Stated goal :: Reproduce every record exactly as it appears, but not the pictures.

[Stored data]

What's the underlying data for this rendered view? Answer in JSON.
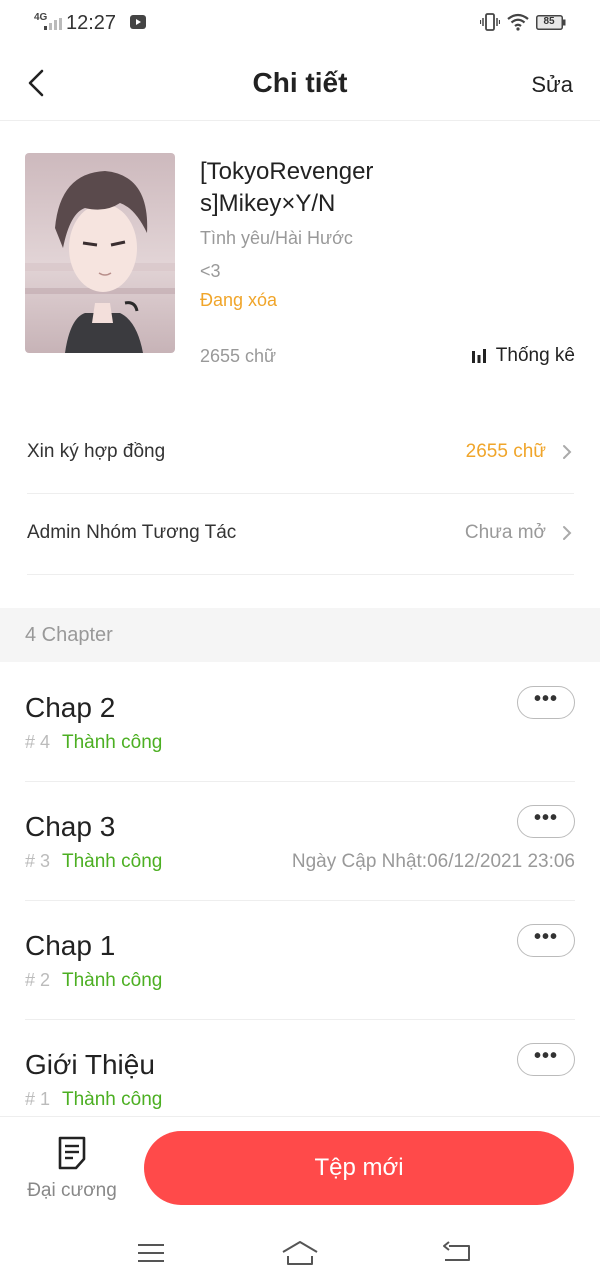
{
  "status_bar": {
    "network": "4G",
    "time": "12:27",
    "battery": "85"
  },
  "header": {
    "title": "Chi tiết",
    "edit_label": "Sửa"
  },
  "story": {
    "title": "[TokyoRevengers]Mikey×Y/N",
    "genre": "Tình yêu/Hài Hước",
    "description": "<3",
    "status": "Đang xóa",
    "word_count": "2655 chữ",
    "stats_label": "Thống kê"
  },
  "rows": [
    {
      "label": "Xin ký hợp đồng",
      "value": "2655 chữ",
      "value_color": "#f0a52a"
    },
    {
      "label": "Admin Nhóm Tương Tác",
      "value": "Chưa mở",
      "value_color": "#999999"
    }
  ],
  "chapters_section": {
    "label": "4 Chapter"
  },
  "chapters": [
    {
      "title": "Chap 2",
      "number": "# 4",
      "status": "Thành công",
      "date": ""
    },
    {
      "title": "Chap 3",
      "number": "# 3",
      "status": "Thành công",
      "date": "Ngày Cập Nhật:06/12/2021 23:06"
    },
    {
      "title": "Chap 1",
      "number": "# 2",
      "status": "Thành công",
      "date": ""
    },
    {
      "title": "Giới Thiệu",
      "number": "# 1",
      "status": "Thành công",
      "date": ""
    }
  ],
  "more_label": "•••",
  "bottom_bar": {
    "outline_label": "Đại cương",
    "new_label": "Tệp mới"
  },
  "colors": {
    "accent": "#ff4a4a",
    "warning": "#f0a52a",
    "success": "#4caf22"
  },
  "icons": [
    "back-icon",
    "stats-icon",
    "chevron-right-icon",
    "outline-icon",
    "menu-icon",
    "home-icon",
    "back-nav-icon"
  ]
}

Reply to the task ::
What's the underlying data for this rendered view? Answer in JSON.
{
  "status_bar": {
    "network": "4G",
    "time": "12:27",
    "battery": "85"
  },
  "header": {
    "title": "Chi tiết",
    "edit_label": "Sửa"
  },
  "story": {
    "title": "[TokyoRevengers]Mikey×Y/N",
    "genre": "Tình yêu/Hài Hước",
    "description": "<3",
    "status": "Đang xóa",
    "word_count": "2655 chữ",
    "stats_label": "Thống kê"
  },
  "rows": [
    {
      "label": "Xin ký hợp đồng",
      "value": "2655 chữ",
      "value_color": "#f0a52a"
    },
    {
      "label": "Admin Nhóm Tương Tác",
      "value": "Chưa mở",
      "value_color": "#999999"
    }
  ],
  "chapters_section": {
    "label": "4 Chapter"
  },
  "chapters": [
    {
      "title": "Chap 2",
      "number": "# 4",
      "status": "Thành công",
      "date": ""
    },
    {
      "title": "Chap 3",
      "number": "# 3",
      "status": "Thành công",
      "date": "Ngày Cập Nhật:06/12/2021 23:06"
    },
    {
      "title": "Chap 1",
      "number": "# 2",
      "status": "Thành công",
      "date": ""
    },
    {
      "title": "Giới Thiệu",
      "number": "# 1",
      "status": "Thành công",
      "date": ""
    }
  ],
  "more_label": "•••",
  "bottom_bar": {
    "outline_label": "Đại cương",
    "new_label": "Tệp mới"
  },
  "colors": {
    "accent": "#ff4a4a",
    "warning": "#f0a52a",
    "success": "#4caf22"
  },
  "icons": [
    "back-icon",
    "stats-icon",
    "chevron-right-icon",
    "outline-icon",
    "menu-icon",
    "home-icon",
    "back-nav-icon"
  ]
}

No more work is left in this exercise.